*** Supplied data ***
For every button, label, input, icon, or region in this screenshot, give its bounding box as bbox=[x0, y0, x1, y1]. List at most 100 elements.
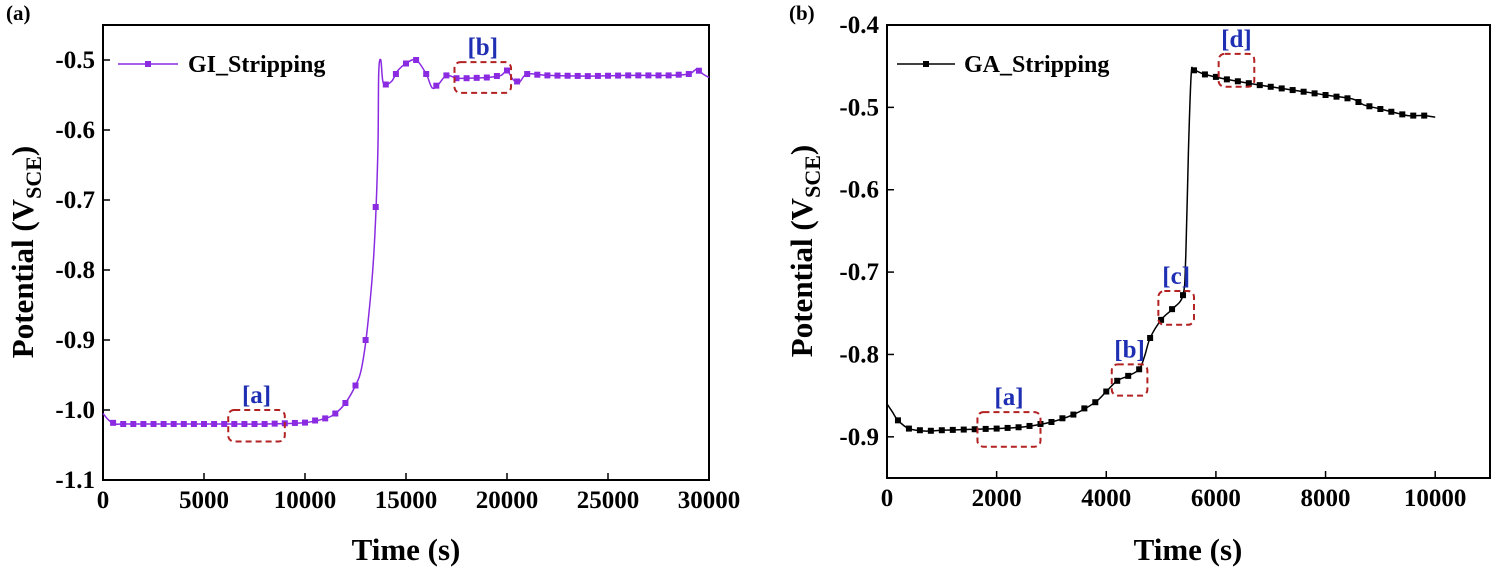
y-axis-title-a-main: Potential (V bbox=[5, 198, 40, 358]
data-point bbox=[1388, 108, 1395, 115]
data-point bbox=[1278, 85, 1285, 92]
y-axis-title-a-sub: SCE bbox=[21, 156, 46, 199]
data-point bbox=[1245, 80, 1252, 87]
data-point bbox=[221, 421, 228, 427]
x-tick-label: 4000 bbox=[1081, 485, 1131, 512]
data-point bbox=[1333, 93, 1340, 100]
data-point bbox=[1267, 83, 1274, 90]
y-axis-title-a: Potential (VSCE) bbox=[5, 146, 46, 358]
data-point bbox=[1223, 76, 1230, 83]
data-point bbox=[463, 75, 470, 82]
data-point bbox=[1366, 103, 1373, 110]
y-ticks-a: -0.5 -0.6 -0.7 -0.8 -0.9 -1.0 -1.1 bbox=[55, 47, 110, 494]
data-point bbox=[413, 57, 420, 63]
y-tick-label: -0.5 bbox=[55, 47, 95, 74]
data-point bbox=[1081, 405, 1088, 412]
annotation-box bbox=[1217, 52, 1256, 88]
data-point bbox=[110, 419, 117, 426]
data-point bbox=[1147, 334, 1154, 341]
annotation-label: [d] bbox=[1221, 26, 1252, 53]
y-tick-label: -1.0 bbox=[55, 397, 95, 424]
data-point bbox=[443, 72, 450, 79]
annotations-b: [a] [b] [c] [d] bbox=[976, 26, 1256, 448]
data-point bbox=[655, 72, 662, 79]
data-point bbox=[291, 419, 298, 426]
data-point bbox=[1355, 99, 1362, 106]
data-point bbox=[615, 72, 622, 79]
data-point bbox=[1234, 78, 1241, 85]
y-tick-label: -0.7 bbox=[839, 259, 879, 286]
data-point bbox=[1048, 418, 1055, 425]
x-tick-label: 10000 bbox=[274, 487, 337, 514]
x-tick-label: 20000 bbox=[476, 487, 539, 514]
data-point bbox=[120, 421, 127, 427]
x-tick-label: 0 bbox=[881, 485, 894, 512]
y-axis-title-a-close: ) bbox=[5, 146, 40, 156]
annotation-label: [a] bbox=[994, 384, 1023, 411]
annotation-box bbox=[1110, 363, 1149, 397]
y-tick-label: -0.4 bbox=[839, 12, 879, 39]
data-point bbox=[261, 421, 268, 427]
annotation-label: [b] bbox=[1114, 336, 1145, 363]
data-point bbox=[594, 72, 601, 79]
data-point bbox=[524, 71, 531, 77]
x-ticks-a: 0 5000 10000 15000 20000 25000 30000 bbox=[97, 473, 740, 514]
data-point bbox=[372, 204, 379, 210]
annotation-box bbox=[453, 61, 513, 94]
data-point bbox=[483, 74, 490, 81]
x-tick-label: 0 bbox=[97, 487, 110, 514]
data-point bbox=[302, 419, 308, 426]
data-point bbox=[905, 425, 912, 432]
data-point bbox=[241, 421, 248, 427]
data-point bbox=[916, 427, 923, 434]
x-ticks-b: 0 2000 4000 6000 8000 10000 bbox=[881, 471, 1466, 512]
data-point bbox=[392, 71, 399, 77]
x-tick-label: 25000 bbox=[577, 487, 640, 514]
legend-label-a: GI_Stripping bbox=[188, 52, 325, 78]
data-point bbox=[1289, 87, 1296, 94]
data-point bbox=[1410, 112, 1417, 119]
y-tick-label: -0.6 bbox=[839, 177, 879, 204]
series-group-b bbox=[886, 66, 1436, 434]
y-tick-label: -0.5 bbox=[839, 94, 879, 121]
data-point bbox=[894, 417, 901, 424]
data-point bbox=[231, 421, 238, 427]
data-point bbox=[271, 420, 278, 427]
data-point bbox=[190, 421, 197, 427]
data-point bbox=[1070, 411, 1077, 418]
data-point bbox=[473, 74, 480, 81]
data-point bbox=[130, 421, 137, 427]
data-point bbox=[1059, 415, 1066, 422]
data-point bbox=[1377, 106, 1384, 113]
data-point bbox=[1136, 366, 1143, 373]
y-tick-label: -0.9 bbox=[55, 327, 95, 354]
data-point bbox=[362, 337, 369, 343]
series-group-a bbox=[102, 57, 710, 427]
x-tick-label: 15000 bbox=[375, 487, 438, 514]
data-point bbox=[1037, 420, 1044, 427]
y-tick-label: -0.9 bbox=[839, 424, 879, 451]
y-axis-title-b-close: ) bbox=[784, 145, 819, 155]
data-point bbox=[1399, 111, 1406, 118]
data-point bbox=[160, 421, 167, 427]
data-point bbox=[971, 426, 978, 433]
annotation-label: [b] bbox=[467, 34, 498, 61]
data-point bbox=[332, 410, 339, 417]
panel-a-label: (a) bbox=[6, 1, 31, 25]
legend-a: GI_Stripping bbox=[118, 52, 325, 78]
data-point bbox=[382, 81, 389, 88]
data-point bbox=[211, 421, 218, 427]
data-point bbox=[453, 75, 460, 82]
data-point bbox=[403, 60, 409, 67]
x-tick-label: 6000 bbox=[1191, 485, 1241, 512]
data-point bbox=[1158, 316, 1165, 323]
data-point bbox=[675, 71, 682, 78]
data-point bbox=[170, 421, 177, 427]
data-point bbox=[695, 67, 702, 74]
data-point bbox=[342, 400, 349, 406]
data-point bbox=[960, 426, 967, 433]
data-point bbox=[1092, 399, 1099, 406]
data-point bbox=[1300, 88, 1307, 95]
y-axis-title-b-sub: SCE bbox=[800, 155, 825, 198]
data-point bbox=[150, 421, 157, 427]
***
## Aim of the task
Rewrite every line of the entries above as a numbered list, skipping blank lines. Omit the pictures from the output.

## Output for this task
1. For every button, label, input, icon, or region in this screenshot, give its bounding box as bbox=[x0, y0, x1, y1]. List at most 100 elements.
2. y-axis-title-a-main: Potential (V bbox=[5, 198, 40, 358]
3. data-point bbox=[1388, 108, 1395, 115]
4. data-point bbox=[1278, 85, 1285, 92]
5. y-axis-title-a-sub: SCE bbox=[21, 156, 46, 199]
6. data-point bbox=[1245, 80, 1252, 87]
7. data-point bbox=[221, 421, 228, 427]
8. x-tick-label: 4000 bbox=[1081, 485, 1131, 512]
9. data-point bbox=[1333, 93, 1340, 100]
10. data-point bbox=[1267, 83, 1274, 90]
11. y-axis-title-a: Potential (VSCE) bbox=[5, 146, 46, 358]
12. data-point bbox=[1223, 76, 1230, 83]
13. data-point bbox=[463, 75, 470, 82]
14. data-point bbox=[1366, 103, 1373, 110]
15. y-ticks-a: -0.5 -0.6 -0.7 -0.8 -0.9 -1.0 -1.1 bbox=[55, 47, 110, 494]
16. data-point bbox=[413, 57, 420, 63]
17. y-tick-label: -0.5 bbox=[55, 47, 95, 74]
18. data-point bbox=[1081, 405, 1088, 412]
19. annotation-box bbox=[1217, 52, 1256, 88]
20. data-point bbox=[110, 419, 117, 426]
21. data-point bbox=[1147, 334, 1154, 341]
22. annotation-label: [d] bbox=[1221, 26, 1252, 53]
23. y-tick-label: -1.0 bbox=[55, 397, 95, 424]
24. data-point bbox=[443, 72, 450, 79]
25. annotations-b: [a] [b] [c] [d] bbox=[976, 26, 1256, 448]
26. data-point bbox=[655, 72, 662, 79]
27. data-point bbox=[291, 419, 298, 426]
28. data-point bbox=[1355, 99, 1362, 106]
29. data-point bbox=[615, 72, 622, 79]
30. data-point bbox=[1234, 78, 1241, 85]
31. y-tick-label: -0.7 bbox=[839, 259, 879, 286]
32. data-point bbox=[1048, 418, 1055, 425]
33. x-tick-label: 10000 bbox=[274, 487, 337, 514]
34. x-tick-label: 20000 bbox=[476, 487, 539, 514]
35. data-point bbox=[120, 421, 127, 427]
36. x-tick-label: 0 bbox=[881, 485, 894, 512]
37. y-axis-title-a-close: ) bbox=[5, 146, 40, 156]
38. annotation-label: [a] bbox=[994, 384, 1023, 411]
39. annotation-box bbox=[1110, 363, 1149, 397]
40. y-tick-label: -0.4 bbox=[839, 12, 879, 39]
41. data-point bbox=[261, 421, 268, 427]
42. annotation-label: [b] bbox=[1114, 336, 1145, 363]
43. data-point bbox=[594, 72, 601, 79]
44. data-point bbox=[524, 71, 531, 77]
45. x-ticks-a: 0 5000 10000 15000 20000 25000 30000 bbox=[97, 473, 740, 514]
46. data-point bbox=[372, 204, 379, 210]
47. annotation-box bbox=[453, 61, 513, 94]
48. data-point bbox=[483, 74, 490, 81]
49. x-tick-label: 0 bbox=[97, 487, 110, 514]
50. data-point bbox=[302, 419, 308, 426]
51. data-point bbox=[905, 425, 912, 432]
52. data-point bbox=[241, 421, 248, 427]
53. data-point bbox=[916, 427, 923, 434]
54. x-ticks-b: 0 2000 4000 6000 8000 10000 bbox=[881, 471, 1466, 512]
55. data-point bbox=[392, 71, 399, 77]
56. x-tick-label: 25000 bbox=[577, 487, 640, 514]
57. legend-label-a: GI_Stripping bbox=[188, 52, 325, 78]
58. data-point bbox=[1289, 87, 1296, 94]
59. data-point bbox=[1410, 112, 1417, 119]
60. y-tick-label: -0.6 bbox=[839, 177, 879, 204]
61. series-group-b bbox=[886, 66, 1436, 434]
62. y-tick-label: -0.5 bbox=[839, 94, 879, 121]
63. data-point bbox=[894, 417, 901, 424]
64. data-point bbox=[231, 421, 238, 427]
65. data-point bbox=[271, 420, 278, 427]
66. data-point bbox=[190, 421, 197, 427]
67. data-point bbox=[1070, 411, 1077, 418]
68. data-point bbox=[473, 74, 480, 81]
69. data-point bbox=[130, 421, 137, 427]
70. data-point bbox=[1059, 415, 1066, 422]
71. data-point bbox=[1377, 106, 1384, 113]
72. data-point bbox=[1136, 366, 1143, 373]
73. y-tick-label: -0.9 bbox=[55, 327, 95, 354]
74. data-point bbox=[362, 337, 369, 343]
75. series-group-a bbox=[102, 57, 710, 427]
76. x-tick-label: 15000 bbox=[375, 487, 438, 514]
77. data-point bbox=[1037, 420, 1044, 427]
78. y-tick-label: -0.9 bbox=[839, 424, 879, 451]
79. y-axis-title-b-close: ) bbox=[784, 145, 819, 155]
80. data-point bbox=[1399, 111, 1406, 118]
81. data-point bbox=[160, 421, 167, 427]
82. data-point bbox=[971, 426, 978, 433]
83. annotation-label: [b] bbox=[467, 34, 498, 61]
84. data-point bbox=[332, 410, 339, 417]
85. panel-a-label: (a) bbox=[6, 1, 31, 25]
86. legend-a: GI_Stripping bbox=[118, 52, 325, 78]
87. data-point bbox=[382, 81, 389, 88]
88. data-point bbox=[211, 421, 218, 427]
89. data-point bbox=[453, 75, 460, 82]
90. data-point bbox=[403, 60, 409, 67]
91. x-tick-label: 6000 bbox=[1191, 485, 1241, 512]
92. data-point bbox=[1158, 316, 1165, 323]
93. data-point bbox=[675, 71, 682, 78]
94. data-point bbox=[170, 421, 177, 427]
95. data-point bbox=[695, 67, 702, 74]
96. data-point bbox=[342, 400, 349, 406]
97. data-point bbox=[960, 426, 967, 433]
98. data-point bbox=[1092, 399, 1099, 406]
99. data-point bbox=[1300, 88, 1307, 95]
100. y-axis-title-b-sub: SCE bbox=[800, 155, 825, 198]
101. data-point bbox=[150, 421, 157, 427]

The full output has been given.